START Records

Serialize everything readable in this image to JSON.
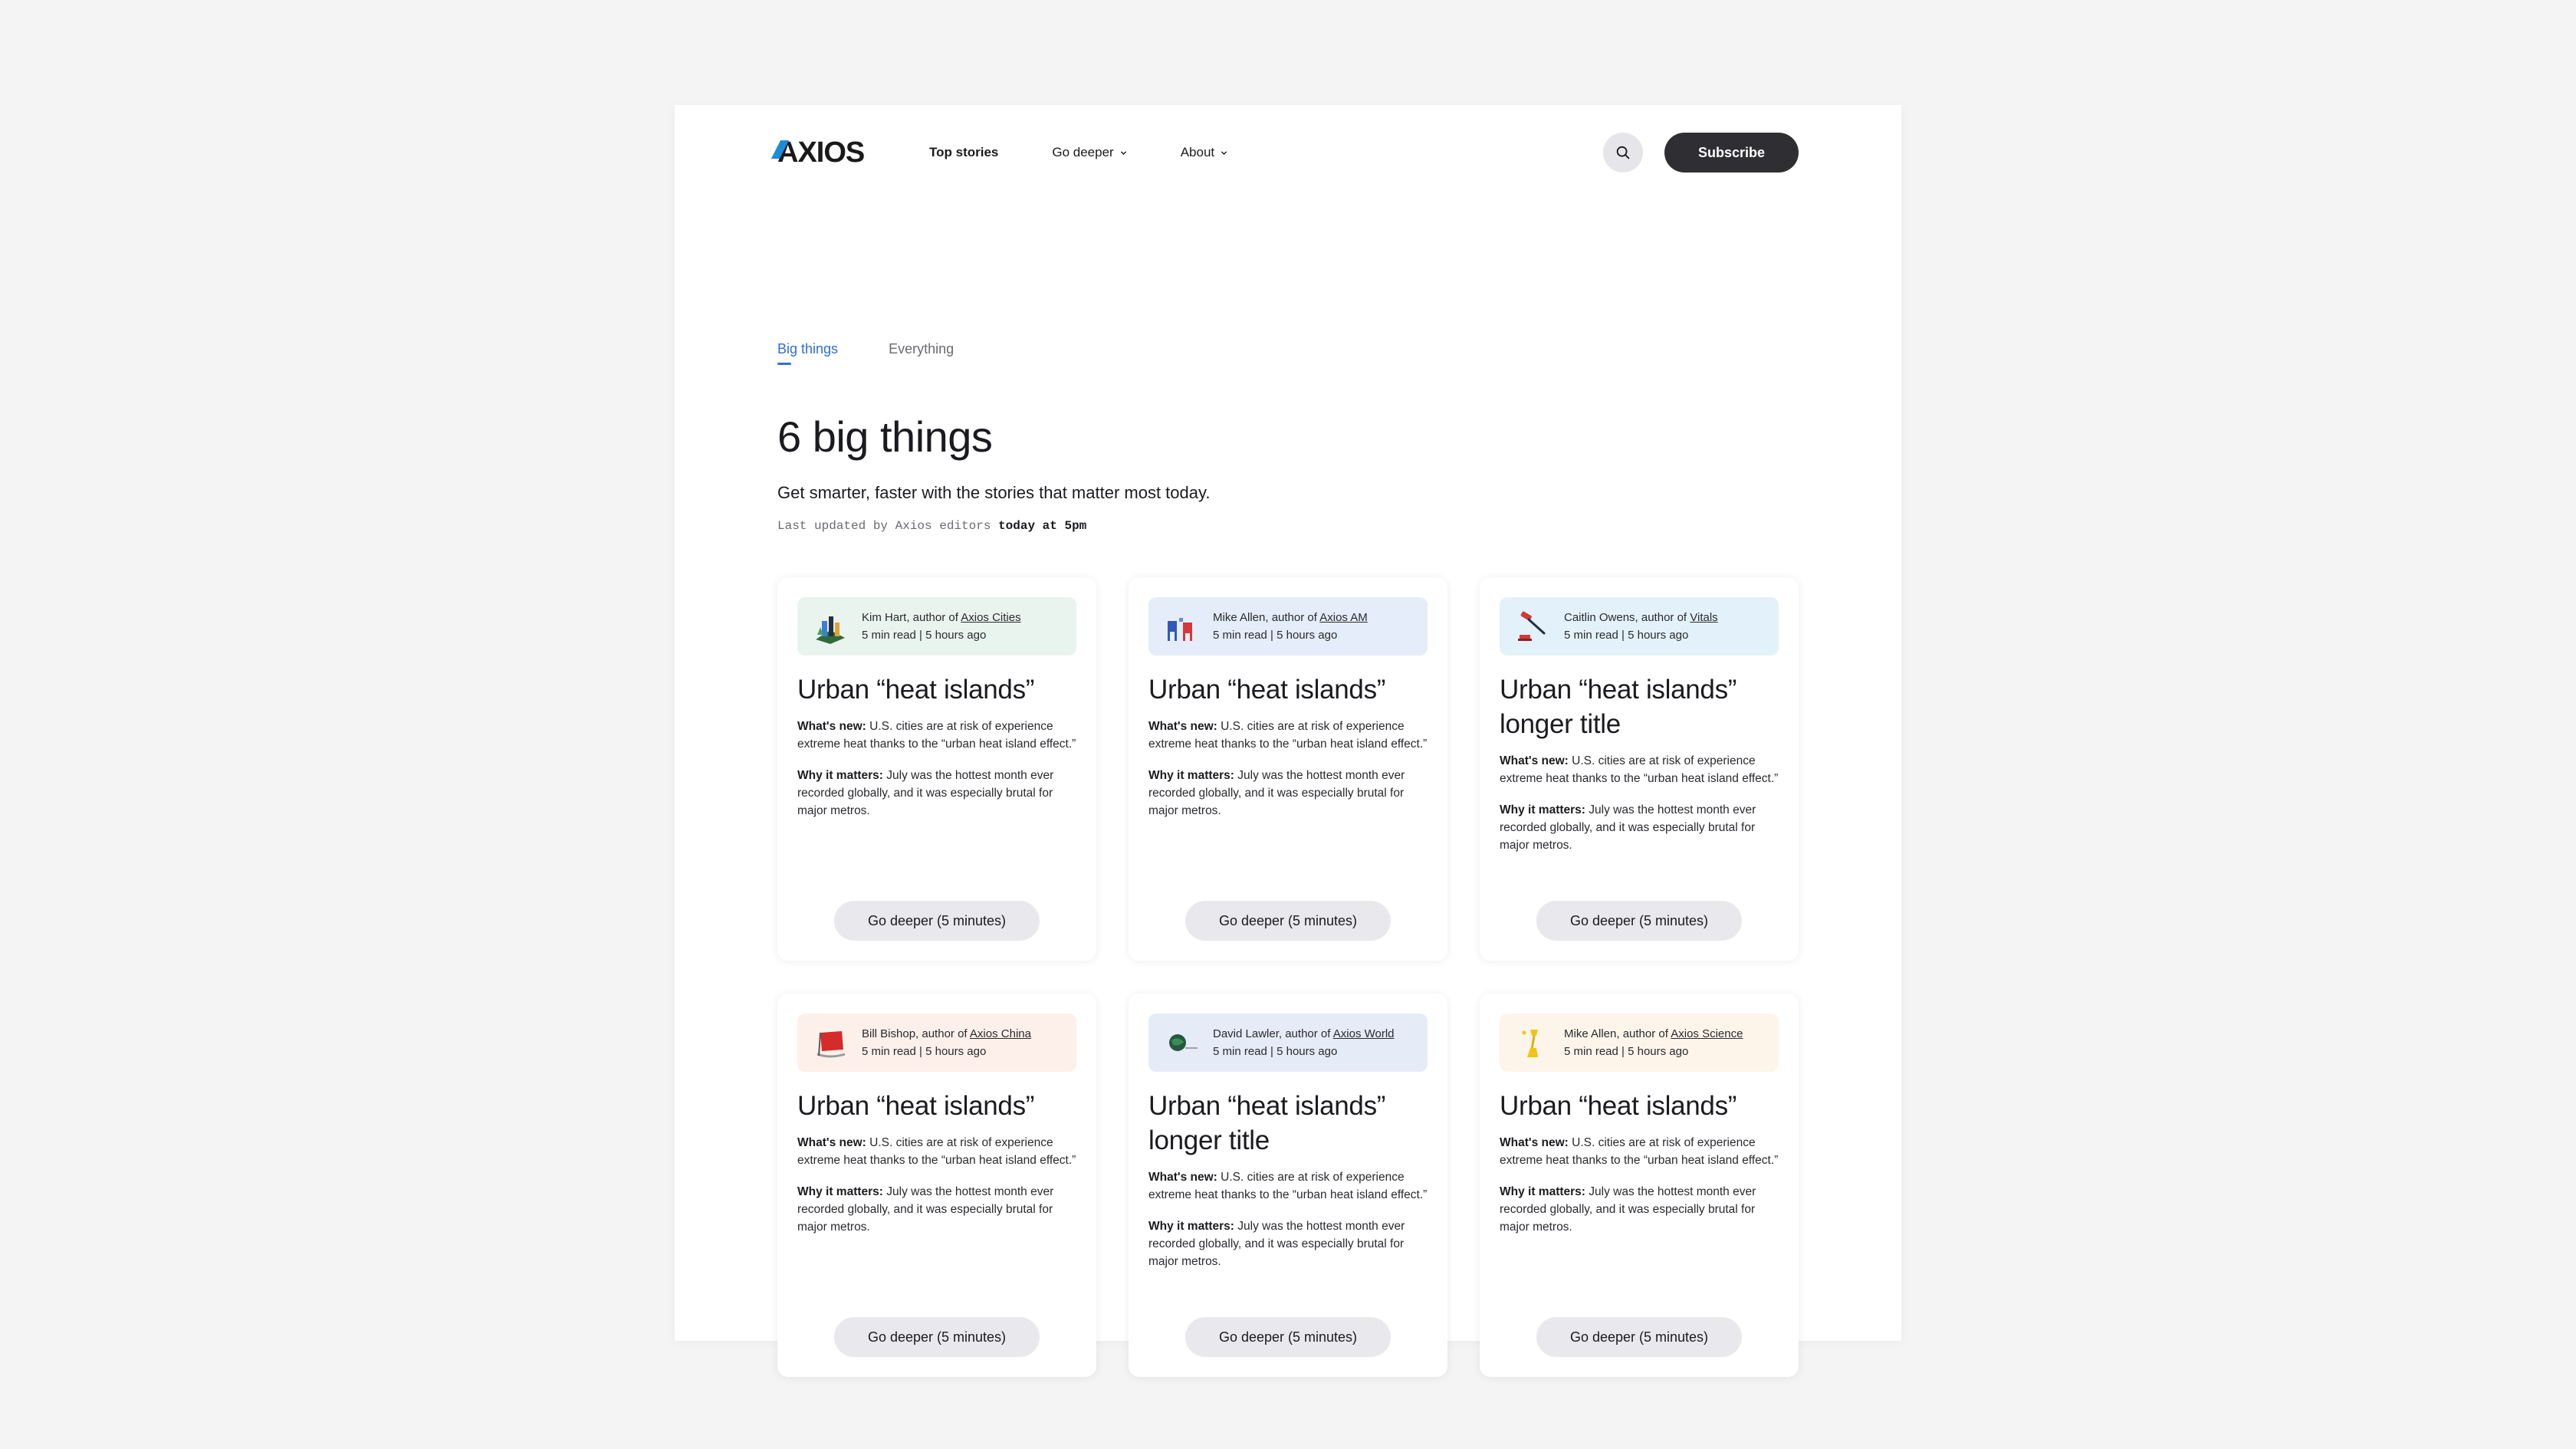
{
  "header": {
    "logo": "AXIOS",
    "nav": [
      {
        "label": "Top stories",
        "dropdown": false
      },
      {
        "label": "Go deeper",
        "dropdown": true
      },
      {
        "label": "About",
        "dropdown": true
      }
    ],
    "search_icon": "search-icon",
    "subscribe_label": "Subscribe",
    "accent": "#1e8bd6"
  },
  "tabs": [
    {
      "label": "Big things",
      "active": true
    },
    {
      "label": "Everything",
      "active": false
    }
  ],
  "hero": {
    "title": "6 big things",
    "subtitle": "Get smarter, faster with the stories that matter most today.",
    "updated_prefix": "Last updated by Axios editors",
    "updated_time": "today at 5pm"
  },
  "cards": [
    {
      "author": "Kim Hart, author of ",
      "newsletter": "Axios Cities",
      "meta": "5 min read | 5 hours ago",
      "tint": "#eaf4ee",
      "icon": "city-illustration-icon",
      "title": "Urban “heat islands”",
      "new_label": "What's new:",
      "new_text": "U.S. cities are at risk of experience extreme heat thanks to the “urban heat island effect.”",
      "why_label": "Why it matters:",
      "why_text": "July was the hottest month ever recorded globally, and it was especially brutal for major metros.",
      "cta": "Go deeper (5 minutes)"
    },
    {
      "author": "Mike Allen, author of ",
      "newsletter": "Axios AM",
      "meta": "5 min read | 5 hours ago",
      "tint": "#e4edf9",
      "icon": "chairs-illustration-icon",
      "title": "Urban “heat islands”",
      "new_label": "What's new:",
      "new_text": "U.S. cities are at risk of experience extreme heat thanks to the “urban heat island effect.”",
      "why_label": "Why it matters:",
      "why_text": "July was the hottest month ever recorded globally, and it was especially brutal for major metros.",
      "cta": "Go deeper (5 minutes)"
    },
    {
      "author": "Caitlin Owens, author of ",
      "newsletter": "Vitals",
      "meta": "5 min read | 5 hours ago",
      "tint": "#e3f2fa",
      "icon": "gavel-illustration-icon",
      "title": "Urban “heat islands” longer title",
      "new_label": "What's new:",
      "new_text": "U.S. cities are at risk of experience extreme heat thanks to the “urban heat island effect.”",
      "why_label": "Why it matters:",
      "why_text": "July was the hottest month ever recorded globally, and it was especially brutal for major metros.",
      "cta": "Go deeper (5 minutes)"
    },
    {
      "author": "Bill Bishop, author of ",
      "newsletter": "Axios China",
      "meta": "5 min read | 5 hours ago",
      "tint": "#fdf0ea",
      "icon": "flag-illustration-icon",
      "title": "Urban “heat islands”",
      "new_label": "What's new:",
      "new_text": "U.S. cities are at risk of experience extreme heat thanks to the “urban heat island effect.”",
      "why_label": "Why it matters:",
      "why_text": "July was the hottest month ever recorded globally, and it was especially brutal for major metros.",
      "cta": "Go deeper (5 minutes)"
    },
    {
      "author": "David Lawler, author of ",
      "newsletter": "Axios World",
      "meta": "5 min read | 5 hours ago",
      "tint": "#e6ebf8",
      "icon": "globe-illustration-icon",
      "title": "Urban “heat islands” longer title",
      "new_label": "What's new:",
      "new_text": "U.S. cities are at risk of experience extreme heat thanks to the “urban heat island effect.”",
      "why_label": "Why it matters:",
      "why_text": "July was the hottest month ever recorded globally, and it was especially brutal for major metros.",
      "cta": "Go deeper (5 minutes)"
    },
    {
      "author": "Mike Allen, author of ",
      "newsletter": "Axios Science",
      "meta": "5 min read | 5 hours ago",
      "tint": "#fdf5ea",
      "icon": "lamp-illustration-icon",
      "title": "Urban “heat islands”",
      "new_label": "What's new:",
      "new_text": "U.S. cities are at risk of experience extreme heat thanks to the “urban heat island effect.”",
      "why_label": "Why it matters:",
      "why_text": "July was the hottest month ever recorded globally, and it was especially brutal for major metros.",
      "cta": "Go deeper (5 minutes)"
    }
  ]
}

END Records

Your instructions:
Provide the number of lines in the data above that contain the string "icon", and nothing else.

Written response:
7